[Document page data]
**********
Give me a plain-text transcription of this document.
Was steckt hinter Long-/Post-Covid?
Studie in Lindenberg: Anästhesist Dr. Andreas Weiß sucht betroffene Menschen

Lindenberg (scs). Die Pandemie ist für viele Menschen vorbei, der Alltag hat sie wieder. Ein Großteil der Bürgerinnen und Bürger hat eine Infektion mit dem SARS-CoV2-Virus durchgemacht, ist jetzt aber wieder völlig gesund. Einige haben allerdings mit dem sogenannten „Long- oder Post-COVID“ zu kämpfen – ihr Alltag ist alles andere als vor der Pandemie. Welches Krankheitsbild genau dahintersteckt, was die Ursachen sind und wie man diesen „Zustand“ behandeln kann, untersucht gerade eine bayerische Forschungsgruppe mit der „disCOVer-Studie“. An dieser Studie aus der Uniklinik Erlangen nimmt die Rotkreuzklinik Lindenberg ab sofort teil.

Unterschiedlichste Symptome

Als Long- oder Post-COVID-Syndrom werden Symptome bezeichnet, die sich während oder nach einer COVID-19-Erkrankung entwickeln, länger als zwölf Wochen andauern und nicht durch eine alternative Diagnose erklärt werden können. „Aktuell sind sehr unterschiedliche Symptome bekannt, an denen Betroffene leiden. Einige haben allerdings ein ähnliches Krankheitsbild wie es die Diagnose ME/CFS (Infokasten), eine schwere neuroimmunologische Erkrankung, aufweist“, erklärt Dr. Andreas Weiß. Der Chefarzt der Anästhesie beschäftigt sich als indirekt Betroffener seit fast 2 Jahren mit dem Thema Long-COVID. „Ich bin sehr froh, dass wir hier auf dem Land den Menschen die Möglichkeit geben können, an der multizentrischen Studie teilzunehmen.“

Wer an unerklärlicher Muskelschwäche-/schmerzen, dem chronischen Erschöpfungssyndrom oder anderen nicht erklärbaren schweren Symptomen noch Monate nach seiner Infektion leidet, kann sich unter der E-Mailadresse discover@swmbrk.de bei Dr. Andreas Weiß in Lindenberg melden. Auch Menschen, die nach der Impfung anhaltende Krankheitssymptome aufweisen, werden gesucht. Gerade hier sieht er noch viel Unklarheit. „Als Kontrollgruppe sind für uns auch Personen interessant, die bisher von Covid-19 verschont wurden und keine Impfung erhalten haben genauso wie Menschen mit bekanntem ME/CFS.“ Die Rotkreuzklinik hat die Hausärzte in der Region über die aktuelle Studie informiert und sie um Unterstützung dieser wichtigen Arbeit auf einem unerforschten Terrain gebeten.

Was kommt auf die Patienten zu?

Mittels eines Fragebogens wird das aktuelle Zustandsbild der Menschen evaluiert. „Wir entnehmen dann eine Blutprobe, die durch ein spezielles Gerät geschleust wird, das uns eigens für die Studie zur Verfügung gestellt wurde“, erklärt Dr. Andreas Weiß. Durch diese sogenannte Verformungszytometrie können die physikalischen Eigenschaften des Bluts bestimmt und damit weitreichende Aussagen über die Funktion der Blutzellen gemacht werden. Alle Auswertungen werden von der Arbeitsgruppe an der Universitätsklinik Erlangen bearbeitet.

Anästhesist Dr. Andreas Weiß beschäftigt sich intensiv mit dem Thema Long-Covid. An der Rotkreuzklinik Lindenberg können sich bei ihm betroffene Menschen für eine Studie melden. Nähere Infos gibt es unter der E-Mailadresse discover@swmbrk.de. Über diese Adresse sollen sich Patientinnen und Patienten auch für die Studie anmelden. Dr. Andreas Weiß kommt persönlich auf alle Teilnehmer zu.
**********
**Prompt**
For each line in the entries that holds "Anästhesist", return that line.

**Output below**
Studie in Lindenberg: Anästhesist Dr. Andreas Weiß sucht betroffene Menschen
Anästhesist Dr. Andreas Weiß beschäftigt sich intensiv mit dem Thema Long-Covid. An der Rotkreuzklinik Lindenberg können sich bei ihm betroffene Menschen für eine Studie melden. Nähere Infos gibt es unter der E-Mailadresse discover@swmbrk.de. Über diese Adresse sollen sich Patientinnen und Patienten auch für die Studie anmelden. Dr. Andreas Weiß kommt persönlich auf alle Teilnehmer zu.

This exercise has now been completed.